Part of a data file:
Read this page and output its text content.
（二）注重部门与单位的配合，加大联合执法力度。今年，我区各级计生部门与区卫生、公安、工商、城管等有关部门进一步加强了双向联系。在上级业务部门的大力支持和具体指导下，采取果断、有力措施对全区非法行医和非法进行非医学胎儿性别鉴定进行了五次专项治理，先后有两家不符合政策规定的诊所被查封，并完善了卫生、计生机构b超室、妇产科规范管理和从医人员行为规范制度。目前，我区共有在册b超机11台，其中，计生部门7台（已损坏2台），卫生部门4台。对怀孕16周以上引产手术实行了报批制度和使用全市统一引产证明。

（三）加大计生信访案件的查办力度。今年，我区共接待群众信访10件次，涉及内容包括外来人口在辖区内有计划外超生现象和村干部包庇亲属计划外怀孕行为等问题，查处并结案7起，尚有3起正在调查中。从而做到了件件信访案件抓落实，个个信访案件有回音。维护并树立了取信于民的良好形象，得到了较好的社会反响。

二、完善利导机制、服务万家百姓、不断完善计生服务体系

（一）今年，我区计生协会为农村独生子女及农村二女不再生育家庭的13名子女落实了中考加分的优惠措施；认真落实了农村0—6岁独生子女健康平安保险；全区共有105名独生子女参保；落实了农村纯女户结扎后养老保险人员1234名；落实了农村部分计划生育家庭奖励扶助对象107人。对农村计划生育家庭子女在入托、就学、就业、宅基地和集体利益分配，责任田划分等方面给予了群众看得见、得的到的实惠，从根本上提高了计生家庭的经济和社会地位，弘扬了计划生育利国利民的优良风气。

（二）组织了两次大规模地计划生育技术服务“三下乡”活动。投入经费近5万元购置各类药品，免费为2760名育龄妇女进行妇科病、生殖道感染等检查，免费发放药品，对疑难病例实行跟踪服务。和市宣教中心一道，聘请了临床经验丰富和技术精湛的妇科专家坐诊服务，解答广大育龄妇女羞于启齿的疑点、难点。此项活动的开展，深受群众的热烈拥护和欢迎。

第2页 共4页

Directions for this task:
Repeat the material above in full, keeping every word.

Expected answer:
Read this page and output its text content.
（二）注重部门与单位的配合，加大联合执法力度。今年，我区各级计生部门与区卫生、公安、工商、城管等有关部门进一步加强了双向联系。在上级业务部门的大力支持和具体指导下，采取果断、有力措施对全区非法行医和非法进行非医学胎儿性别鉴定进行了五次专项治理，先后有两家不符合政策规定的诊所被查封，并完善了卫生、计生机构b超室、妇产科规范管理和从医人员行为规范制度。目前，我区共有在册b超机11台，其中，计生部门7台（已损坏2台），卫生部门4台。对怀孕16周以上引产手术实行了报批制度和使用全市统一引产证明。

（三）加大计生信访案件的查办力度。今年，我区共接待群众信访10件次，涉及内容包括外来人口在辖区内有计划外超生现象和村干部包庇亲属计划外怀孕行为等问题，查处并结案7起，尚有3起正在调查中。从而做到了件件信访案件抓落实，个个信访案件有回音。维护并树立了取信于民的良好形象，得到了较好的社会反响。

二、完善利导机制、服务万家百姓、不断完善计生服务体系

（一）今年，我区计生协会为农村独生子女及农村二女不再生育家庭的13名子女落实了中考加分的优惠措施；认真落实了农村0—6岁独生子女健康平安保险；全区共有105名独生子女参保；落实了农村纯女户结扎后养老保险人员1234名；落实了农村部分计划生育家庭奖励扶助对象107人。对农村计划生育家庭子女在入托、就学、就业、宅基地和集体利益分配，责任田划分等方面给予了群众看得见、得的到的实惠，从根本上提高了计生家庭的经济和社会地位，弘扬了计划生育利国利民的优良风气。

（二）组织了两次大规模地计划生育技术服务“三下乡”活动。投入经费近5万元购置各类药品，免费为2760名育龄妇女进行妇科病、生殖道感染等检查，免费发放药品，对疑难病例实行跟踪服务。和市宣教中心一道，聘请了临床经验丰富和技术精湛的妇科专家坐诊服务，解答广大育龄妇女羞于启齿的疑点、难点。此项活动的开展，深受群众的热烈拥护和欢迎。

第2页 共4页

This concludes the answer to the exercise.